Records about charts and figures:
|---|

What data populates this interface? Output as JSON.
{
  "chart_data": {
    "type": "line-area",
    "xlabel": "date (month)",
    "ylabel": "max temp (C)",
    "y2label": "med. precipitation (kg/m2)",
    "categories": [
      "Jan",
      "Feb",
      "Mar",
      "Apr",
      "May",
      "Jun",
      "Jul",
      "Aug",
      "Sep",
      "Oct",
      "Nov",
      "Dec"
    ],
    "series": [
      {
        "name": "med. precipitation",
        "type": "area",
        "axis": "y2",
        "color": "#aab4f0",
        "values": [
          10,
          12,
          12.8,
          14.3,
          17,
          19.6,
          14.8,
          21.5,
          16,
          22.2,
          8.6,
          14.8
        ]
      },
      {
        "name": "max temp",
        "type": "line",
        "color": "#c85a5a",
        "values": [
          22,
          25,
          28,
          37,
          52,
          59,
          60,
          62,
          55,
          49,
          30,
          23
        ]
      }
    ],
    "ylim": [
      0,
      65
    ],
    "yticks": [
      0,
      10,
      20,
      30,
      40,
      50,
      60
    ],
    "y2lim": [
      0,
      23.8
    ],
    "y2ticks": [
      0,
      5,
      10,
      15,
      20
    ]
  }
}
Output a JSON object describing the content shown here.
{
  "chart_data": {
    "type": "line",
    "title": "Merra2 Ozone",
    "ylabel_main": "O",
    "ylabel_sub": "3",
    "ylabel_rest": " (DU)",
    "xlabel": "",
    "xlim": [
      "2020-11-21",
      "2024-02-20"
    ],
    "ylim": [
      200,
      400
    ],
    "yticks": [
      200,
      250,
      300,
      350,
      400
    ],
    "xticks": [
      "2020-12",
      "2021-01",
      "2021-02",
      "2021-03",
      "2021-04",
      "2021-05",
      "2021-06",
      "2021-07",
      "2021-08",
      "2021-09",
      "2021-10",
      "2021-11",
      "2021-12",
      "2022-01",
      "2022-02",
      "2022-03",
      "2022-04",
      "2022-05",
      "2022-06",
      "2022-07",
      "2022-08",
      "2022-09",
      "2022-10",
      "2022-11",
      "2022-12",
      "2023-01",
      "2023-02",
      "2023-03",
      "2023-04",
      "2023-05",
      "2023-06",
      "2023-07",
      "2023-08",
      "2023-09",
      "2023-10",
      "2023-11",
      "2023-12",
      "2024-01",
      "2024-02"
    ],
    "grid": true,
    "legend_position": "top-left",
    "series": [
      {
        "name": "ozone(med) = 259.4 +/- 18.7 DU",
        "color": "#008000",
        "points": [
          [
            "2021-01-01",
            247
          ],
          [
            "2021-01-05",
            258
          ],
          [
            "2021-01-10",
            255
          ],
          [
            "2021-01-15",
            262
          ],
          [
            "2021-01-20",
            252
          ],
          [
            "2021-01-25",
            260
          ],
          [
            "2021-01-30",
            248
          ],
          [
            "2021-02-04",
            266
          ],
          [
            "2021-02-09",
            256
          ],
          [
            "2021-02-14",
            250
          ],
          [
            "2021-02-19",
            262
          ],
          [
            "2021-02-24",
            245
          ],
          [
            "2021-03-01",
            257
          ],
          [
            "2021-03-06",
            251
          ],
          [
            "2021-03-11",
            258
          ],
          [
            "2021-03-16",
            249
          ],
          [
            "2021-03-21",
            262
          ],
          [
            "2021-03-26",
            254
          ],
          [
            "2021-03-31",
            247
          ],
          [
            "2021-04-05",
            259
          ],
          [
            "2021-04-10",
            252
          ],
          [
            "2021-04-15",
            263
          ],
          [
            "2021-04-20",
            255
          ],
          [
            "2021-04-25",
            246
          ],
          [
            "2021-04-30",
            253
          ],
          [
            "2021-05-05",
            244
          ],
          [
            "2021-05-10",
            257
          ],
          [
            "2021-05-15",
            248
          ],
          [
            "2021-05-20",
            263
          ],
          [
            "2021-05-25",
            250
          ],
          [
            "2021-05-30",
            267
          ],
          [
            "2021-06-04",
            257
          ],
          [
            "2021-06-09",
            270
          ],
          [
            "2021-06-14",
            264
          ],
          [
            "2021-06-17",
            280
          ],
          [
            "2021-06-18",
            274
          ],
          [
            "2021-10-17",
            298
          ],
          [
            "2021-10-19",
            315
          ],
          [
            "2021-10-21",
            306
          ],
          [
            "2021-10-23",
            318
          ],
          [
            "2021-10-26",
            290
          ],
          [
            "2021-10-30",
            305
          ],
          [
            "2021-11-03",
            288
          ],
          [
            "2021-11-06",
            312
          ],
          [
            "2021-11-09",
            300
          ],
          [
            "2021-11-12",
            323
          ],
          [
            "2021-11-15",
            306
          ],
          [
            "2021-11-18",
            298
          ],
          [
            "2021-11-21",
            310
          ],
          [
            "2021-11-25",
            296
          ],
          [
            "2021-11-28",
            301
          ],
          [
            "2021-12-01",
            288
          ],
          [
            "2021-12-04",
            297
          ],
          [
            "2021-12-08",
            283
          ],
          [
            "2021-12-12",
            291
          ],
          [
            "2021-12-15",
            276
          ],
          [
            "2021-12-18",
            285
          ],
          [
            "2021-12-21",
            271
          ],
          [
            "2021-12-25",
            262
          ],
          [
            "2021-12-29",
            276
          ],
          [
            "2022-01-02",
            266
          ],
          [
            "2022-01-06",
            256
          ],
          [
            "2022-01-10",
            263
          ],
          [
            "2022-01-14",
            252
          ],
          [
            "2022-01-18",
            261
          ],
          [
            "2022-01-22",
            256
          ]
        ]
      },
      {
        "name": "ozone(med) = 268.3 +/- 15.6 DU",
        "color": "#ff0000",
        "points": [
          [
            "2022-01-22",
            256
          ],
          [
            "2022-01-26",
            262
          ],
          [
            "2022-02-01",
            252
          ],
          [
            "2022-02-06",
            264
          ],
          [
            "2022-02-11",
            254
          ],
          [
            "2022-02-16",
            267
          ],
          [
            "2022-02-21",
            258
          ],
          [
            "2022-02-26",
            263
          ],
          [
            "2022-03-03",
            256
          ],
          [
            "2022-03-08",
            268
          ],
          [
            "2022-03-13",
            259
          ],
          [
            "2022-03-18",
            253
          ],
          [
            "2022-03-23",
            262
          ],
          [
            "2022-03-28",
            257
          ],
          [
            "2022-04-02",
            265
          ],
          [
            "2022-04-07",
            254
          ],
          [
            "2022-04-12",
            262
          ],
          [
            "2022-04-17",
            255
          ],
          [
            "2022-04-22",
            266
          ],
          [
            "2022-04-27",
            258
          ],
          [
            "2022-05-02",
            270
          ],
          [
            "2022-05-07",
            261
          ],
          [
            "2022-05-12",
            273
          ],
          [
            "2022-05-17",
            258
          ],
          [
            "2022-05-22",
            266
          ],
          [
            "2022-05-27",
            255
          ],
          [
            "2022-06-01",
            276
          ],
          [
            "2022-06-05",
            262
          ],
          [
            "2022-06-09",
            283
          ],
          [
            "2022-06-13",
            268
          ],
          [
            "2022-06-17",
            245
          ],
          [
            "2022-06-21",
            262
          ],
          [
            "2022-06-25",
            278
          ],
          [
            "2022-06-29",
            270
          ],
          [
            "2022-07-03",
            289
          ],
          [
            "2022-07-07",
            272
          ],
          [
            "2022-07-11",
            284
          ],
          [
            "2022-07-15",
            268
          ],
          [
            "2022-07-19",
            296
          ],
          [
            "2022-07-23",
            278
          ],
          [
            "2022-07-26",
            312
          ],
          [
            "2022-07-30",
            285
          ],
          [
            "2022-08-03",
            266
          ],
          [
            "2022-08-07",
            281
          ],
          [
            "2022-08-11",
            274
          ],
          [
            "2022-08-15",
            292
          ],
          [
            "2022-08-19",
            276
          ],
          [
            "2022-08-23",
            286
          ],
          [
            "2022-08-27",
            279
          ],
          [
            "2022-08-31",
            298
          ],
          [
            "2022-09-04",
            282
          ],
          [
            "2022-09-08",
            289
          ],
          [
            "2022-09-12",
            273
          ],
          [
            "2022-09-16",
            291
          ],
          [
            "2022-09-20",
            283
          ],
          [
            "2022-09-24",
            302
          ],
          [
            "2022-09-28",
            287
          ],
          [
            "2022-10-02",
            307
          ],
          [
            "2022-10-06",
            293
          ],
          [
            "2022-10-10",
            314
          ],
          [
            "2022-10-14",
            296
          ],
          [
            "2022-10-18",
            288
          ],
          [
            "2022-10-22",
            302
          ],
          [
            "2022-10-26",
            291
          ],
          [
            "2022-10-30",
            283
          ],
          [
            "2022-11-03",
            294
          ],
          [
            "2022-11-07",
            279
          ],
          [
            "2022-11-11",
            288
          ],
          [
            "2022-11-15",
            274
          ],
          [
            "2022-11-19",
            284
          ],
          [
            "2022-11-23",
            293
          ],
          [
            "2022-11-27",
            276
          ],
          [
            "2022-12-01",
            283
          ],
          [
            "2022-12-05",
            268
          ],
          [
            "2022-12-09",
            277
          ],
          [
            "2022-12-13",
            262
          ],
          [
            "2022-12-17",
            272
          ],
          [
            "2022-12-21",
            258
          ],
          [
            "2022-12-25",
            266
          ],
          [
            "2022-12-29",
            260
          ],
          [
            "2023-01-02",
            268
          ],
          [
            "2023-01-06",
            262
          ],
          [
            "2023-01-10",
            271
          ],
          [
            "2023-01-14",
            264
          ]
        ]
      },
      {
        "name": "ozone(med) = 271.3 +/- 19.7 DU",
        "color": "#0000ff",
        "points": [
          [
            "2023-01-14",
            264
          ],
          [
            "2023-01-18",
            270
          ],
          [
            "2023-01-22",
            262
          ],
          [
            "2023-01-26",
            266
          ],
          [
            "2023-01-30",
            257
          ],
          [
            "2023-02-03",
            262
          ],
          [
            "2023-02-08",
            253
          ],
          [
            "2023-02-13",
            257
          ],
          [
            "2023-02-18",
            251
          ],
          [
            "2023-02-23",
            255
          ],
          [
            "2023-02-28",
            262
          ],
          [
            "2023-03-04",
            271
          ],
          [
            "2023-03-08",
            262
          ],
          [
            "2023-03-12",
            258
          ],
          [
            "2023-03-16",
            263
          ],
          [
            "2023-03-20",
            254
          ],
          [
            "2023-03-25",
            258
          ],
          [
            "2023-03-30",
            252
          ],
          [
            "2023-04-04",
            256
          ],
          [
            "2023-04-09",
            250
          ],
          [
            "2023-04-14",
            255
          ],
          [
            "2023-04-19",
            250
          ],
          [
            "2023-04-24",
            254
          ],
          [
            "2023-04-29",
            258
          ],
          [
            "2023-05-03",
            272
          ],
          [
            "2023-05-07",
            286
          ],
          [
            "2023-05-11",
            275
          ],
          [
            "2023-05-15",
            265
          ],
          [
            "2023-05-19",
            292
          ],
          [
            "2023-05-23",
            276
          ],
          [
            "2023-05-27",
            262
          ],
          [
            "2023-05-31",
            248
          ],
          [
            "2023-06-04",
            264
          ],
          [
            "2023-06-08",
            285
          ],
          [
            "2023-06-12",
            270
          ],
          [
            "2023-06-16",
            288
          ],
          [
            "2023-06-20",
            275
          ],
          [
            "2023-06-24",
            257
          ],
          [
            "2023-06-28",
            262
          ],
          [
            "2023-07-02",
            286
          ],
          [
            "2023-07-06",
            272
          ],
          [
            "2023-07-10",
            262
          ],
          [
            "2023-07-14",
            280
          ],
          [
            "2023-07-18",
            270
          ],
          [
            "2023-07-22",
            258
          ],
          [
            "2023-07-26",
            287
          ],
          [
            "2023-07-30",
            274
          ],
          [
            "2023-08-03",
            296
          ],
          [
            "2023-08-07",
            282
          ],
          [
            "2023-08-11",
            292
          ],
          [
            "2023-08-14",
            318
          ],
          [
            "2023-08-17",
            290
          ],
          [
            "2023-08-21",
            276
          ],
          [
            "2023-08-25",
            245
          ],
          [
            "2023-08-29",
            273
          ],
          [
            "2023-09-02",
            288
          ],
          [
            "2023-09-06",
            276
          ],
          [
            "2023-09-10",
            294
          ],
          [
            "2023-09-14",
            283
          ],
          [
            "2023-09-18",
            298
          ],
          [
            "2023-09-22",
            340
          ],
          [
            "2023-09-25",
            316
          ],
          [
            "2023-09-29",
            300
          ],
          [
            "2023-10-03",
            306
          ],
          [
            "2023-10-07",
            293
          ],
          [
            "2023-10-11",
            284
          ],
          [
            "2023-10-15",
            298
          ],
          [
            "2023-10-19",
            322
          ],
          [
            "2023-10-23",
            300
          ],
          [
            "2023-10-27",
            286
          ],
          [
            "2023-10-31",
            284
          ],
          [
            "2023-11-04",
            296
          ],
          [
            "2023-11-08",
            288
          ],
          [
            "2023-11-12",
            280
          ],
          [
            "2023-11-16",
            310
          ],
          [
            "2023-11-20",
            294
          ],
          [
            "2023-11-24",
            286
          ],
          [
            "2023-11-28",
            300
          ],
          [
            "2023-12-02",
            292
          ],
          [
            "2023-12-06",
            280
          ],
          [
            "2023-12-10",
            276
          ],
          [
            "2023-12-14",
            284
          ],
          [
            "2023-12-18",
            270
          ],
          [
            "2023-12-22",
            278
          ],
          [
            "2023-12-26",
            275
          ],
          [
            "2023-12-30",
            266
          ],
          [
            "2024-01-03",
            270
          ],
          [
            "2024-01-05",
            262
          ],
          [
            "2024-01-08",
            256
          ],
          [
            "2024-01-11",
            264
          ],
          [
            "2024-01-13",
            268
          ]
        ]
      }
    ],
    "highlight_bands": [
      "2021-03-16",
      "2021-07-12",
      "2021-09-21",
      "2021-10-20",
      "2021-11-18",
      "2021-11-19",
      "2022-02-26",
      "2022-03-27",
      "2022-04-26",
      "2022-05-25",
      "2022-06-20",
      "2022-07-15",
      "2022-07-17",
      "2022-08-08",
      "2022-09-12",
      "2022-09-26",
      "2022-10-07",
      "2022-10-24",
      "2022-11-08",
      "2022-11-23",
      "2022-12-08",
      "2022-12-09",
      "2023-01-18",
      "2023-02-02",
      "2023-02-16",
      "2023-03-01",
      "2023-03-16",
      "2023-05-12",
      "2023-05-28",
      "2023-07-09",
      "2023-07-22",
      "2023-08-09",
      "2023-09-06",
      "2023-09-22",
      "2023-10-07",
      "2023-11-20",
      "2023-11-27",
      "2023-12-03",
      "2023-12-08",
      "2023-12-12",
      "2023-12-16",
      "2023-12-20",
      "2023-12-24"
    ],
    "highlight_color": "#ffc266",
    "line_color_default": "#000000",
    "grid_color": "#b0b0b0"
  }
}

|---|

Instructions to follow →
Scan the records for the string "JSON". Copy each line in which it appears.

Response →
What data populates this interface? Output as JSON.
Output a JSON object describing the content shown here.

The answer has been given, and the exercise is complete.